▸ **THE EXERCISE**
Copy out the listing lines word for word, starting with the line containing "Enumerate the UI" and going on through the line containing "- column-header-n[interactable]: N: [768, 154, 821, 172]". Leave out any pictures.

▸ **STORED ROWS**
-- START --
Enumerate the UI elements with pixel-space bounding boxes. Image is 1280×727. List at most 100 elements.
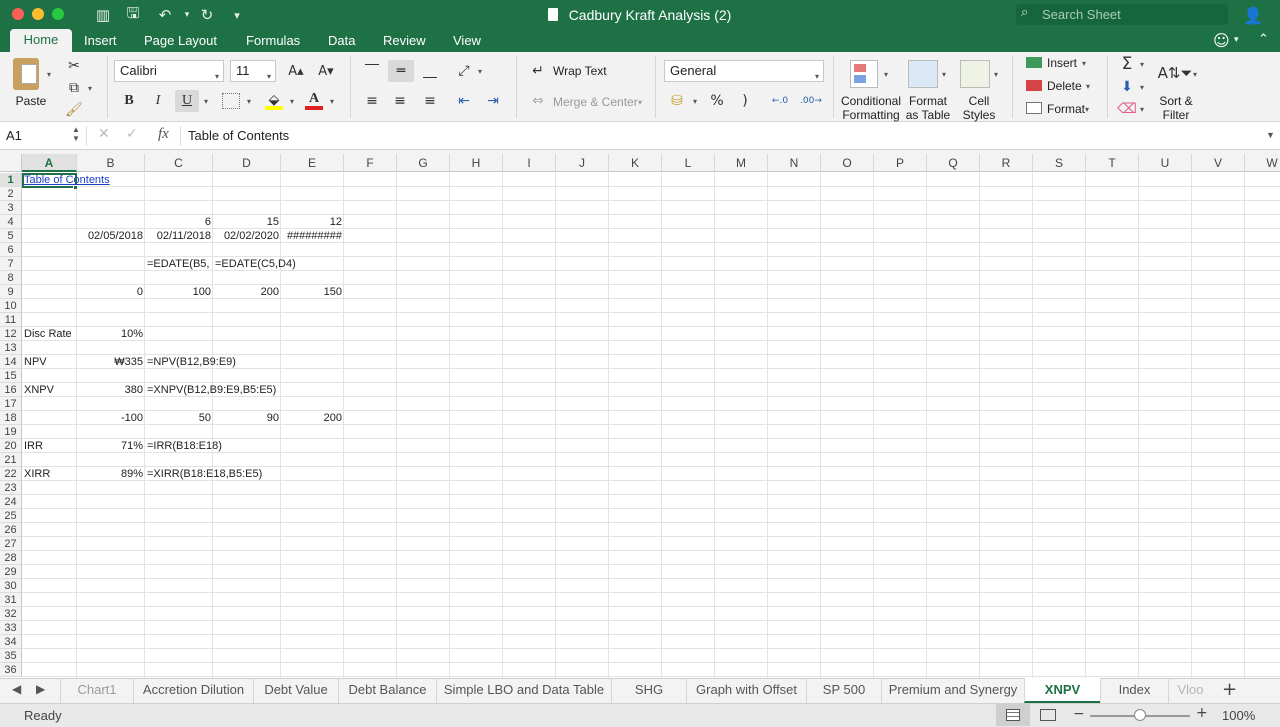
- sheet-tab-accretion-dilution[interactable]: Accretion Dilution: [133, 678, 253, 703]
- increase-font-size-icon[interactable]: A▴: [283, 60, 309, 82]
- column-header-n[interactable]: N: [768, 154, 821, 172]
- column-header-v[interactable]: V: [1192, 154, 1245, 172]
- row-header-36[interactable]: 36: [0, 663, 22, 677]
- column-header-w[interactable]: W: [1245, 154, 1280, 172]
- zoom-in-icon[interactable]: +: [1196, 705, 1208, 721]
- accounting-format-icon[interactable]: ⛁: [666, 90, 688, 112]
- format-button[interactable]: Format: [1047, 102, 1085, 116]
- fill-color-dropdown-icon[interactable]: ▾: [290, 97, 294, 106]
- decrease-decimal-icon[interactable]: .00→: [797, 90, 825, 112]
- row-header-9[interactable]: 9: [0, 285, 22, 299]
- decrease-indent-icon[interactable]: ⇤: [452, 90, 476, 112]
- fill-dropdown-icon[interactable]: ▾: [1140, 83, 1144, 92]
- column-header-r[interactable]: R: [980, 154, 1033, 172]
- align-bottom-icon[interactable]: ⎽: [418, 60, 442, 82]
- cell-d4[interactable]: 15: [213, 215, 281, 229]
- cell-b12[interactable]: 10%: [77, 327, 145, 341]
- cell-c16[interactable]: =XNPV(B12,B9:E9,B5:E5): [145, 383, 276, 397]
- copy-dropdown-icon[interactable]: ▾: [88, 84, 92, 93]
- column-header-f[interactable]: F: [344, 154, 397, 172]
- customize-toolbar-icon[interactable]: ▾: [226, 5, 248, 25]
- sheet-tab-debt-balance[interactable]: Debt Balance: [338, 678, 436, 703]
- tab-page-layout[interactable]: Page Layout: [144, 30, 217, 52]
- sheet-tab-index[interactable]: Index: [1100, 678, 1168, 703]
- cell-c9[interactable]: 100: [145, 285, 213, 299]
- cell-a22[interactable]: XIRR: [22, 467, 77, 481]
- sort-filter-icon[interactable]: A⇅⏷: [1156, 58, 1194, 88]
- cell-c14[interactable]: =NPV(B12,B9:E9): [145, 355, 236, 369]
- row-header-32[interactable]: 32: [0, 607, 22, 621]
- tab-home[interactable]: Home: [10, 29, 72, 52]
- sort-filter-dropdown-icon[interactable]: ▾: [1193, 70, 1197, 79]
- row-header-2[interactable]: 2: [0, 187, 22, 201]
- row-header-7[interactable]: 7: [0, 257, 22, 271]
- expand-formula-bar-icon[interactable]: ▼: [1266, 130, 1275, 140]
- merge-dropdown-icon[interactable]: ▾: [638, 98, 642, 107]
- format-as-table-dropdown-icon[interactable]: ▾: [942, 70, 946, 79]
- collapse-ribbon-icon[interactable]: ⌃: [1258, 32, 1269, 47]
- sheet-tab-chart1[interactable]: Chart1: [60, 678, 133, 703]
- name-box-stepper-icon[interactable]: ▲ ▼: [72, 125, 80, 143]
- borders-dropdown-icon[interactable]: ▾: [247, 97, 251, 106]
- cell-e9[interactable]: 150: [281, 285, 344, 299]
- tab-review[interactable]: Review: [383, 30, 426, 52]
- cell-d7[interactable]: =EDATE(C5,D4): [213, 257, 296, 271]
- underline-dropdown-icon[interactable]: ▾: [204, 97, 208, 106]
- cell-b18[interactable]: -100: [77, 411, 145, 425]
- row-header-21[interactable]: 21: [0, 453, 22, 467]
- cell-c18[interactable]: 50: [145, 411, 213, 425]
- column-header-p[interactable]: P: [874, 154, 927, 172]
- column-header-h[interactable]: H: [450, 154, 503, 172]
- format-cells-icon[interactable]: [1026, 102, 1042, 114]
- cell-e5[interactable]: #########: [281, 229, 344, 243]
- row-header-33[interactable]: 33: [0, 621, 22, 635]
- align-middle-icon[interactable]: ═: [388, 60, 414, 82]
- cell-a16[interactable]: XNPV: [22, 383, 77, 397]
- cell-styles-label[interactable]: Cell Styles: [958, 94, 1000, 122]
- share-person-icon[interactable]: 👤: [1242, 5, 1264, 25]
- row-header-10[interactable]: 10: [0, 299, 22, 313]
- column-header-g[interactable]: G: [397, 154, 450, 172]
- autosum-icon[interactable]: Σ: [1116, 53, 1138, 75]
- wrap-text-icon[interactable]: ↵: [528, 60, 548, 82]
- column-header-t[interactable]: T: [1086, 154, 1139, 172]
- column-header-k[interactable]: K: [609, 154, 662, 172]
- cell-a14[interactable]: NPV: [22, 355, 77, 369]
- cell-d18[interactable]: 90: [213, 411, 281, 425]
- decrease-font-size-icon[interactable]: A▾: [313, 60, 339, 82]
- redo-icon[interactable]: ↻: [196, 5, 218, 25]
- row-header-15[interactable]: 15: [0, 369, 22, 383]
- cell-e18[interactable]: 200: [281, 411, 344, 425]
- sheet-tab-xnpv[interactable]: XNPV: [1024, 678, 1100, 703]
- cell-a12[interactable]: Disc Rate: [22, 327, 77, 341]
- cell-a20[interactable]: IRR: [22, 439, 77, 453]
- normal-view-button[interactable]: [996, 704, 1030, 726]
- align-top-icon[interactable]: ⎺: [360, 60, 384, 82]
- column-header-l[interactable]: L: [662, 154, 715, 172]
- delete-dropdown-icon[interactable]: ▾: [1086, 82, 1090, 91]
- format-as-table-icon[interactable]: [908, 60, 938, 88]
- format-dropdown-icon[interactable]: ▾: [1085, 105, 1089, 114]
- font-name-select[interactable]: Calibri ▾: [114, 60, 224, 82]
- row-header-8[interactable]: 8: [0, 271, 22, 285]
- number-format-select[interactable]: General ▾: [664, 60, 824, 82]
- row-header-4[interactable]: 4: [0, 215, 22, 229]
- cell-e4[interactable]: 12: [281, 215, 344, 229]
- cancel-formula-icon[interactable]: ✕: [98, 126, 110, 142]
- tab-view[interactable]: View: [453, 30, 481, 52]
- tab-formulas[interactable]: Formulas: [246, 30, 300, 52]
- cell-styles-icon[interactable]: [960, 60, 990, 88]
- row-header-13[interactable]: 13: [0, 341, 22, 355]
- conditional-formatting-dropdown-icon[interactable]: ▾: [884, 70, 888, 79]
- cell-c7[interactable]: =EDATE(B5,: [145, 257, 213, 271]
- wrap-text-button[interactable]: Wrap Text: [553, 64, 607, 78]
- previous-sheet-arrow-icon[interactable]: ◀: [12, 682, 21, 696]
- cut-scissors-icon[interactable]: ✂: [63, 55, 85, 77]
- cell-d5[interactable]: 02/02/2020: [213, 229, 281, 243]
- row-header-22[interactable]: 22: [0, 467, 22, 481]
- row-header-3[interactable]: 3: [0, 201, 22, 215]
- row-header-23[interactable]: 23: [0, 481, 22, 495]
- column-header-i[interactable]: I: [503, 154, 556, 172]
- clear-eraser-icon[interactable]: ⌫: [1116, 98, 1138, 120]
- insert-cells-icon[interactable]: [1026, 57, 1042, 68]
-- END --
-- START --
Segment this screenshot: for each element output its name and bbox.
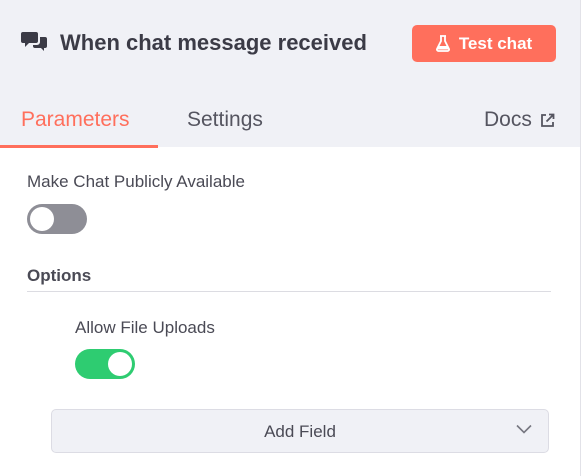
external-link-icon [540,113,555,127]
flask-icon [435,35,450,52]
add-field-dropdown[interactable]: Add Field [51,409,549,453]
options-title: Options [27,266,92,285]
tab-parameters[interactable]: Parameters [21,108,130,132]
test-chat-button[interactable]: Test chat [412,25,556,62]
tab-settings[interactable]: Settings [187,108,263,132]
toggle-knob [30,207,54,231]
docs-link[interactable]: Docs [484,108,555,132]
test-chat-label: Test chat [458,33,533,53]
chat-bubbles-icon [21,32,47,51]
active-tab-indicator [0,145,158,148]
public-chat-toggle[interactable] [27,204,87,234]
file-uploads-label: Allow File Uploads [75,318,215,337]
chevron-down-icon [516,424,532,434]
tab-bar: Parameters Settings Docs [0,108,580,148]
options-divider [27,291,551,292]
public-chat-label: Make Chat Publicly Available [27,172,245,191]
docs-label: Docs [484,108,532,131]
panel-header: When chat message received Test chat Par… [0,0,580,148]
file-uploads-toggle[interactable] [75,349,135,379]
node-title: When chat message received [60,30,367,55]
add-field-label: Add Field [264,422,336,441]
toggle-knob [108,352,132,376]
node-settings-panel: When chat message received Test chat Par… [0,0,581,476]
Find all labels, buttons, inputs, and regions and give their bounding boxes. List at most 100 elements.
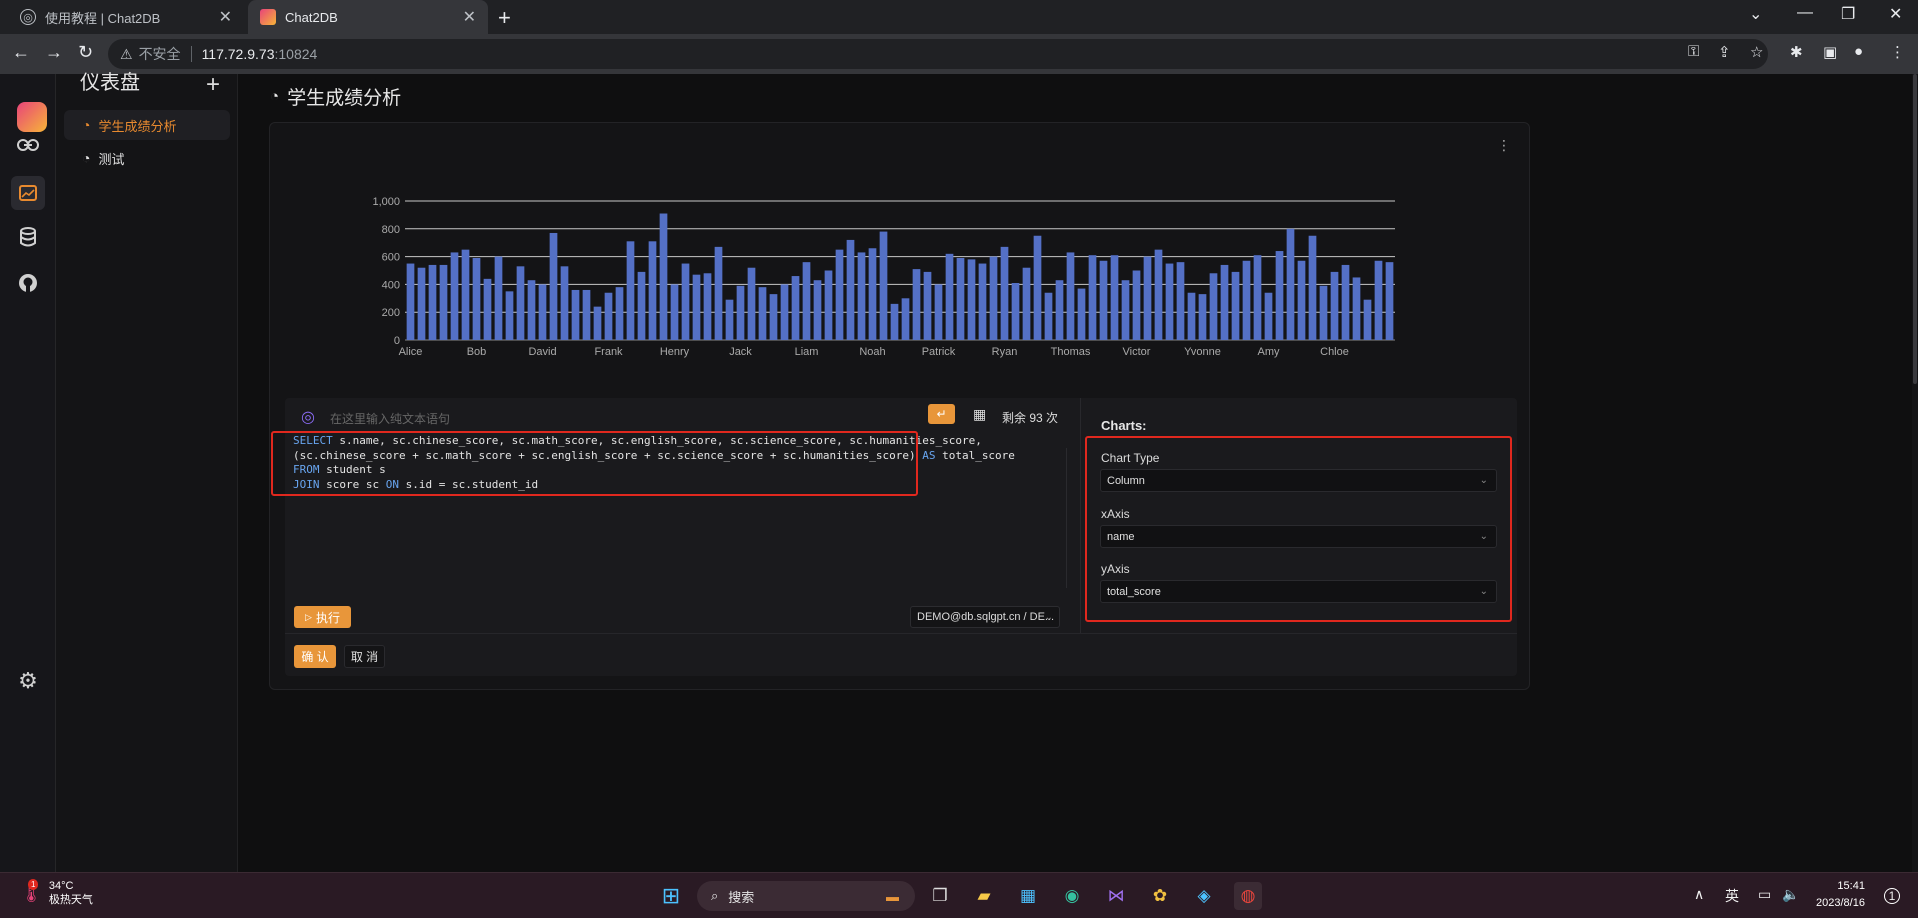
-- END --
-- START --
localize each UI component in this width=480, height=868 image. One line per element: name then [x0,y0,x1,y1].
-- END --
▸ **FULL RESPONSE**
Enumerate the UI elements with pixel-space bounding boxes. Image is 1280×727. List at most 100 elements.
- sheet-tab-accretion-dilution[interactable]: Accretion Dilution: [133, 678, 253, 703]
- increase-font-size-icon[interactable]: A▴: [283, 60, 309, 82]
- column-header-n[interactable]: N: [768, 154, 821, 172]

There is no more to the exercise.